TASK OBJECTIVE: Every line with the word "Group" in it should be extracted from the data that follows.

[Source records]
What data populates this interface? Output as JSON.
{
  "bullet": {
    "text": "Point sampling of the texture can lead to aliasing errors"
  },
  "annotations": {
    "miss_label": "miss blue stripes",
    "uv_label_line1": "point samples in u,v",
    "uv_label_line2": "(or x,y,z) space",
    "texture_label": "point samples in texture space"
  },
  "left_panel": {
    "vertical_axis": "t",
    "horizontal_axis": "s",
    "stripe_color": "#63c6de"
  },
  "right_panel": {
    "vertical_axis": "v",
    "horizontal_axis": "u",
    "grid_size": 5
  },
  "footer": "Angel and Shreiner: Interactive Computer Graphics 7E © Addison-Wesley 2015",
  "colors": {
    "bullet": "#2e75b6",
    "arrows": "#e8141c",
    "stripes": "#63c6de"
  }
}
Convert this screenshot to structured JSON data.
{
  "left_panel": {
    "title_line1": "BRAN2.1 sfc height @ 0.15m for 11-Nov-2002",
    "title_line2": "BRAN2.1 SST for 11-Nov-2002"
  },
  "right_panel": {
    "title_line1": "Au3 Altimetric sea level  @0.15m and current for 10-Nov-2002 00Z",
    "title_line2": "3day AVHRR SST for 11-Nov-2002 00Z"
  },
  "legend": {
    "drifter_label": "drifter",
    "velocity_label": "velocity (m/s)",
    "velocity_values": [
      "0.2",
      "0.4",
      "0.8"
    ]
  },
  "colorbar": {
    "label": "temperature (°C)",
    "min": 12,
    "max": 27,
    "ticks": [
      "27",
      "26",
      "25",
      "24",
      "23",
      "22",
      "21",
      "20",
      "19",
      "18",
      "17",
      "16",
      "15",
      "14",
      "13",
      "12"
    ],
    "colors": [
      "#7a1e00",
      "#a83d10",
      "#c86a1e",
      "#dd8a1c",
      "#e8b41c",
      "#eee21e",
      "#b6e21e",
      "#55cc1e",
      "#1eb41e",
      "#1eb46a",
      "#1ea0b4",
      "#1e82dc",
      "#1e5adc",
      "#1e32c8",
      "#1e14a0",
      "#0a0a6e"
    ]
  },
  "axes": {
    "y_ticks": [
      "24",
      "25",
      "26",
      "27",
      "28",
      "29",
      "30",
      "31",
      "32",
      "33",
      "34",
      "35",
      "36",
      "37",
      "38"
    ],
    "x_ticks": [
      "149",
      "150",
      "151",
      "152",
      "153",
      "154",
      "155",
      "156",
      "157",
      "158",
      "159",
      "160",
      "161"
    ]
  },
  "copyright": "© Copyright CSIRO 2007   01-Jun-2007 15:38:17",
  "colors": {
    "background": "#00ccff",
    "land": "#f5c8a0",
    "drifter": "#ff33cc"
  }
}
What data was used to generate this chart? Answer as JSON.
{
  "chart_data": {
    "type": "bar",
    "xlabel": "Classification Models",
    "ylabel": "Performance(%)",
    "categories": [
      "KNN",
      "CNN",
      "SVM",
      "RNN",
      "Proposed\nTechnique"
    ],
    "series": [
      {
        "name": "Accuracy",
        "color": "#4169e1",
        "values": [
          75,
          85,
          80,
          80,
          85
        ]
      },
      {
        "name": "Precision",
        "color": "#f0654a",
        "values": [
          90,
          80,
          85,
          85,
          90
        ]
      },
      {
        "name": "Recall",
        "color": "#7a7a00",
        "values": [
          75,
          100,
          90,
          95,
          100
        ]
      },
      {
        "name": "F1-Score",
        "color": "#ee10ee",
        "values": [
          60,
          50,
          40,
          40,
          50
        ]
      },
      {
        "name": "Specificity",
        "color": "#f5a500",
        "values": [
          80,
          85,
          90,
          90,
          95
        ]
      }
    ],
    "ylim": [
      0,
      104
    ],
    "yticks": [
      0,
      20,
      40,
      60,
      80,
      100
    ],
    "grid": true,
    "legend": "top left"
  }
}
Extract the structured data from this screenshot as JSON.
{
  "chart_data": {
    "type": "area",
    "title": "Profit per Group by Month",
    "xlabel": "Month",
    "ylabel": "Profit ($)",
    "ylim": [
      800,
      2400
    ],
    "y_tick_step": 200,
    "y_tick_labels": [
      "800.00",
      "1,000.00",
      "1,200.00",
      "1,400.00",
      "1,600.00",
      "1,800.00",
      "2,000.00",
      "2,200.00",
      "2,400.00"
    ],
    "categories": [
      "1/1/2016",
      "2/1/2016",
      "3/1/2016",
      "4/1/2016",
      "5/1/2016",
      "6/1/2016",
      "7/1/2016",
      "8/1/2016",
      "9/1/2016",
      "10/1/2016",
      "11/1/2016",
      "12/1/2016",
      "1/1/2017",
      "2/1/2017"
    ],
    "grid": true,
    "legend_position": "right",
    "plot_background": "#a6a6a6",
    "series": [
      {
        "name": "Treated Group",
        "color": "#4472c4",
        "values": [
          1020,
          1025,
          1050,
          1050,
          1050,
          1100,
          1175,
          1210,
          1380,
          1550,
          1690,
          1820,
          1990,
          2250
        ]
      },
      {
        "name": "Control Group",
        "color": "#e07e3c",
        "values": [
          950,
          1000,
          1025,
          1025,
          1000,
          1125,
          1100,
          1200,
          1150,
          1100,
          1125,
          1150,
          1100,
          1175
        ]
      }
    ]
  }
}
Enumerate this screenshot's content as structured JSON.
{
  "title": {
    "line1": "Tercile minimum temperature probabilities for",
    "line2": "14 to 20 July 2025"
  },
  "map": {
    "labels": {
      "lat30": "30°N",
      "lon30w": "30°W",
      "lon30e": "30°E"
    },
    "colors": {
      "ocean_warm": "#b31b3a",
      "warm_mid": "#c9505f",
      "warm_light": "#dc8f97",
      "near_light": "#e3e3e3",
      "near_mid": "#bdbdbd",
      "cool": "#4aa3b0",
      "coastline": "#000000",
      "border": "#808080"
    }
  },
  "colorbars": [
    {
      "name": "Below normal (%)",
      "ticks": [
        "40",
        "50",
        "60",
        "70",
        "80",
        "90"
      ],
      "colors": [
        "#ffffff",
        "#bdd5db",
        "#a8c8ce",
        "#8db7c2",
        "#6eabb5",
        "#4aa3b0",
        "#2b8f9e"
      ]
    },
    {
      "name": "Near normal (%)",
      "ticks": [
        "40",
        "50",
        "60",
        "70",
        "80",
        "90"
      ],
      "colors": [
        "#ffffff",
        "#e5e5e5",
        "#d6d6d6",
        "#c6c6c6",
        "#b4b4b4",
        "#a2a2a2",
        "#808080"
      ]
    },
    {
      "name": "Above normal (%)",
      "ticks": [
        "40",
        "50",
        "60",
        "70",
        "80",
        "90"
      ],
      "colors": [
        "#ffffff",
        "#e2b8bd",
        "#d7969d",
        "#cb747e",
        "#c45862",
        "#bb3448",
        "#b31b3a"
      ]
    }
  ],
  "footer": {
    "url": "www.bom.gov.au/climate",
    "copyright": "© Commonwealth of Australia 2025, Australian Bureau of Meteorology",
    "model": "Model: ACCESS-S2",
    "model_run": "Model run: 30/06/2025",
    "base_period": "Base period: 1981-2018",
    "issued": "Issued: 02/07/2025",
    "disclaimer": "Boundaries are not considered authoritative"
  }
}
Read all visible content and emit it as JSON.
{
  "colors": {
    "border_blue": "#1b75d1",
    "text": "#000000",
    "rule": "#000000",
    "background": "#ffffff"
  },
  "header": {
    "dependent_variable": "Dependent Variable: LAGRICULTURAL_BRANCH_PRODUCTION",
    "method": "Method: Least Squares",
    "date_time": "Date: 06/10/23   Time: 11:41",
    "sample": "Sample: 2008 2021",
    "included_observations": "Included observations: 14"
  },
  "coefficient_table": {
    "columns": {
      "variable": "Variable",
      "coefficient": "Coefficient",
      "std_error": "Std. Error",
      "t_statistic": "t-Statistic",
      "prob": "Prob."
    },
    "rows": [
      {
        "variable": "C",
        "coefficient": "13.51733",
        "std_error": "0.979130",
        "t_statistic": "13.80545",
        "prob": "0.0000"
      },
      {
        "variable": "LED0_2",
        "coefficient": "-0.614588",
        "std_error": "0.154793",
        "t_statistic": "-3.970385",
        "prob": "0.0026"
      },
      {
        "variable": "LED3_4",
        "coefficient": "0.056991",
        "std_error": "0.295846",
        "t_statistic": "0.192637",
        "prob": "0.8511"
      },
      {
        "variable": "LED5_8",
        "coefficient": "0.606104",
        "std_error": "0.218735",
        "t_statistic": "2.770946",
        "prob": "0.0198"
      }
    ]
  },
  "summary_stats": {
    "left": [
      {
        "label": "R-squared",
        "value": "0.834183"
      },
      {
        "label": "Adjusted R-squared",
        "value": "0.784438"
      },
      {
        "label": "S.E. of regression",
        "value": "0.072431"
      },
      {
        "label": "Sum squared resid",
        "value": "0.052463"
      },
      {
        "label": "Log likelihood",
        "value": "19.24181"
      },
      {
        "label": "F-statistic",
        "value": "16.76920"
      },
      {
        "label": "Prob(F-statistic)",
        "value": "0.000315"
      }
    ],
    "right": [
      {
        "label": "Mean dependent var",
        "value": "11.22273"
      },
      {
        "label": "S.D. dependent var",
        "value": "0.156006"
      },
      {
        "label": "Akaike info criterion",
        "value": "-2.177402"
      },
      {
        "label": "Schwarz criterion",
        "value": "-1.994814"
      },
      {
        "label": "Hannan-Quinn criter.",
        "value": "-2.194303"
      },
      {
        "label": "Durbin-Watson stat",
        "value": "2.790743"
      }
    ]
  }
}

WORKED SOLUTION:
    "title": "Profit per Group by Month",
        "name": "Treated Group",
        "name": "Control Group",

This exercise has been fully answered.